» Short task: Will you output all of the data below exactly, omitting the images?

-- Start Data excerpts --

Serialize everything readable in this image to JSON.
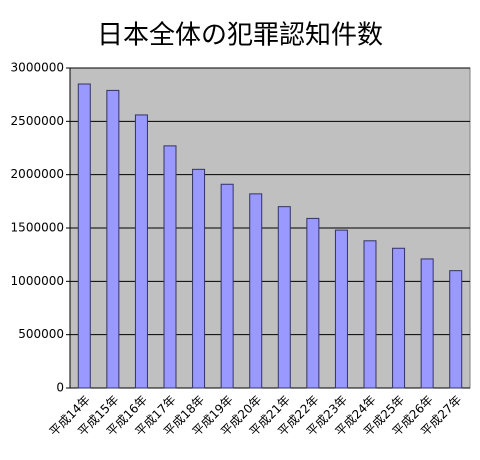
{
  "chart_data": {
    "type": "bar",
    "title": "日本全体の犯罪認知件数",
    "categories": [
      "平成14年",
      "平成15年",
      "平成16年",
      "平成17年",
      "平成18年",
      "平成19年",
      "平成20年",
      "平成21年",
      "平成22年",
      "平成23年",
      "平成24年",
      "平成25年",
      "平成26年",
      "平成27年"
    ],
    "values": [
      2850000,
      2790000,
      2560000,
      2270000,
      2050000,
      1910000,
      1820000,
      1700000,
      1590000,
      1480000,
      1380000,
      1310000,
      1210000,
      1100000
    ],
    "color": "#9999ff",
    "ylim": [
      0,
      3000000
    ],
    "yticks": [
      0,
      500000,
      1000000,
      1500000,
      2000000,
      2500000,
      3000000
    ],
    "grid": true
  }
}
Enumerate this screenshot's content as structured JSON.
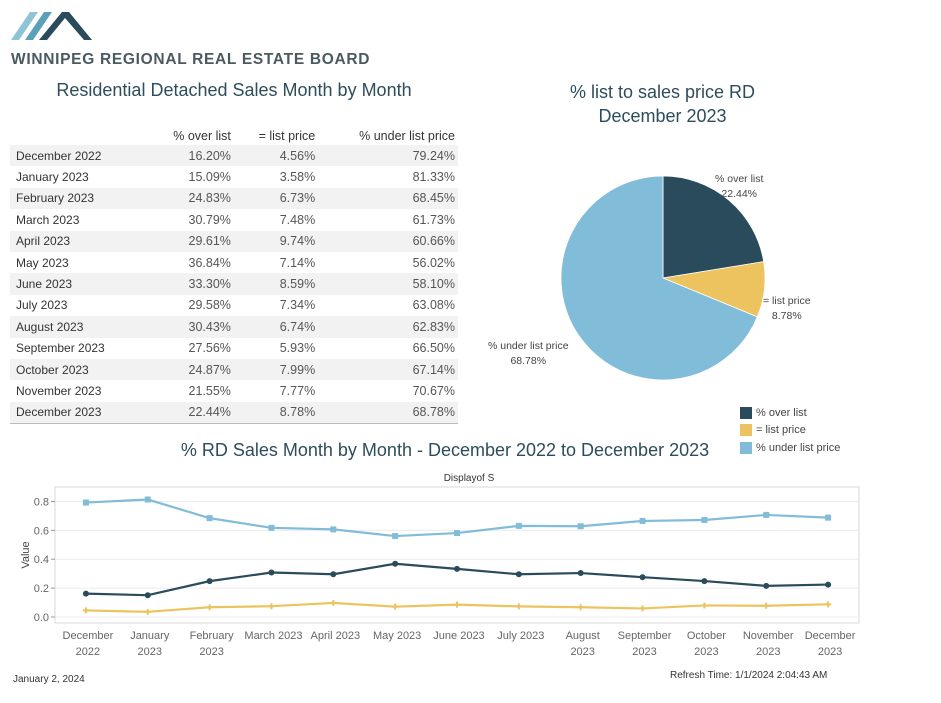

-- End Data excerpts --

» Written response:
Serialize everything readable in this image to JSON.
{
  "chart_data": {
    "type": "bar",
    "title": "日本全体の犯罪認知件数",
    "categories": [
      "平成14年",
      "平成15年",
      "平成16年",
      "平成17年",
      "平成18年",
      "平成19年",
      "平成20年",
      "平成21年",
      "平成22年",
      "平成23年",
      "平成24年",
      "平成25年",
      "平成26年",
      "平成27年"
    ],
    "values": [
      2850000,
      2790000,
      2560000,
      2270000,
      2050000,
      1910000,
      1820000,
      1700000,
      1590000,
      1480000,
      1380000,
      1310000,
      1210000,
      1100000
    ],
    "color": "#9999ff",
    "ylim": [
      0,
      3000000
    ],
    "yticks": [
      0,
      500000,
      1000000,
      1500000,
      2000000,
      2500000,
      3000000
    ],
    "grid": true
  }
}
Enumerate this screenshot's content as structured JSON.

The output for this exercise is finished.